WHAT THE EXERCISE ASKS => Reproduce the entries exactly.

PROVIDED ENTRIES =>
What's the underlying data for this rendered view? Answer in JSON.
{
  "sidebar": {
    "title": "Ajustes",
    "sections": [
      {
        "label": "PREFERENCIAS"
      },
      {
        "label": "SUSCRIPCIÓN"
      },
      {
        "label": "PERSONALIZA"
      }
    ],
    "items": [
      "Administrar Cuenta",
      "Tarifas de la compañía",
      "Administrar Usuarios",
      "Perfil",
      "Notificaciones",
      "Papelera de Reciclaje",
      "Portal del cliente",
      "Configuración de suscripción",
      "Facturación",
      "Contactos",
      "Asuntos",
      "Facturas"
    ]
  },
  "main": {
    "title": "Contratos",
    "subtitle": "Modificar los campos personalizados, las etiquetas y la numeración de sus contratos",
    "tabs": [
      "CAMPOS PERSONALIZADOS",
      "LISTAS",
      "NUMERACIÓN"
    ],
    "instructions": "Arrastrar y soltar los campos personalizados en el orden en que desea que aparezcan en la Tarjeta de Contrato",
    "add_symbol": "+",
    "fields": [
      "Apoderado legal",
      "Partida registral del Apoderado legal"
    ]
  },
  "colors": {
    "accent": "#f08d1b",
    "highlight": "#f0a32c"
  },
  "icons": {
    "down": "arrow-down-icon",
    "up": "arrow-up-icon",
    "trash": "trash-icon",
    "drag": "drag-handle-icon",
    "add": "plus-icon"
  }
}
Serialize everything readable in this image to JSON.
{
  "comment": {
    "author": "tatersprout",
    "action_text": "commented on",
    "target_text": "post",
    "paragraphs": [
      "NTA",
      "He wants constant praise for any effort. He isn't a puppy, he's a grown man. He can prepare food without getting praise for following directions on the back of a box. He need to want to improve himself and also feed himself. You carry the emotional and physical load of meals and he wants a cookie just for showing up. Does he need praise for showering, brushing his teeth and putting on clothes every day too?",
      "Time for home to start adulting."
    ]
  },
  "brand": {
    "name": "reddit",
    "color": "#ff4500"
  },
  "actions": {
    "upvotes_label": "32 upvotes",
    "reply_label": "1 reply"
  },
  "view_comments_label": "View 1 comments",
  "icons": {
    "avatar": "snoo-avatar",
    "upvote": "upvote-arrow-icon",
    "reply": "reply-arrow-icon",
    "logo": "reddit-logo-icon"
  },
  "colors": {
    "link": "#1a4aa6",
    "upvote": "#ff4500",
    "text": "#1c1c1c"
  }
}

TASK RESULT =>
What's the underlying data for this rendered view? Answer in JSON.
{
  "sidebar": {
    "title": "Ajustes",
    "sections": [
      {
        "label": "PREFERENCIAS"
      },
      {
        "label": "SUSCRIPCIÓN"
      },
      {
        "label": "PERSONALIZA"
      }
    ],
    "items": [
      "Administrar Cuenta",
      "Tarifas de la compañía",
      "Administrar Usuarios",
      "Perfil",
      "Notificaciones",
      "Papelera de Reciclaje",
      "Portal del cliente",
      "Configuración de suscripción",
      "Facturación",
      "Contactos",
      "Asuntos",
      "Facturas"
    ]
  },
  "main": {
    "title": "Contratos",
    "subtitle": "Modificar los campos personalizados, las etiquetas y la numeración de sus contratos",
    "tabs": [
      "CAMPOS PERSONALIZADOS",
      "LISTAS",
      "NUMERACIÓN"
    ],
    "instructions": "Arrastrar y soltar los campos personalizados en el orden en que desea que aparezcan en la Tarjeta de Contrato",
    "add_symbol": "+",
    "fields": [
      "Apoderado legal",
      "Partida registral del Apoderado legal"
    ]
  },
  "colors": {
    "accent": "#f08d1b",
    "highlight": "#f0a32c"
  },
  "icons": {
    "down": "arrow-down-icon",
    "up": "arrow-up-icon",
    "trash": "trash-icon",
    "drag": "drag-handle-icon",
    "add": "plus-icon"
  }
}
Serialize everything readable in this image to JSON.
{
  "comment": {
    "author": "tatersprout",
    "action_text": "commented on",
    "target_text": "post",
    "paragraphs": [
      "NTA",
      "He wants constant praise for any effort. He isn't a puppy, he's a grown man. He can prepare food without getting praise for following directions on the back of a box. He need to want to improve himself and also feed himself. You carry the emotional and physical load of meals and he wants a cookie just for showing up. Does he need praise for showering, brushing his teeth and putting on clothes every day too?",
      "Time for home to start adulting."
    ]
  },
  "brand": {
    "name": "reddit",
    "color": "#ff4500"
  },
  "actions": {
    "upvotes_label": "32 upvotes",
    "reply_label": "1 reply"
  },
  "view_comments_label": "View 1 comments",
  "icons": {
    "avatar": "snoo-avatar",
    "upvote": "upvote-arrow-icon",
    "reply": "reply-arrow-icon",
    "logo": "reddit-logo-icon"
  },
  "colors": {
    "link": "#1a4aa6",
    "upvote": "#ff4500",
    "text": "#1c1c1c"
  }
}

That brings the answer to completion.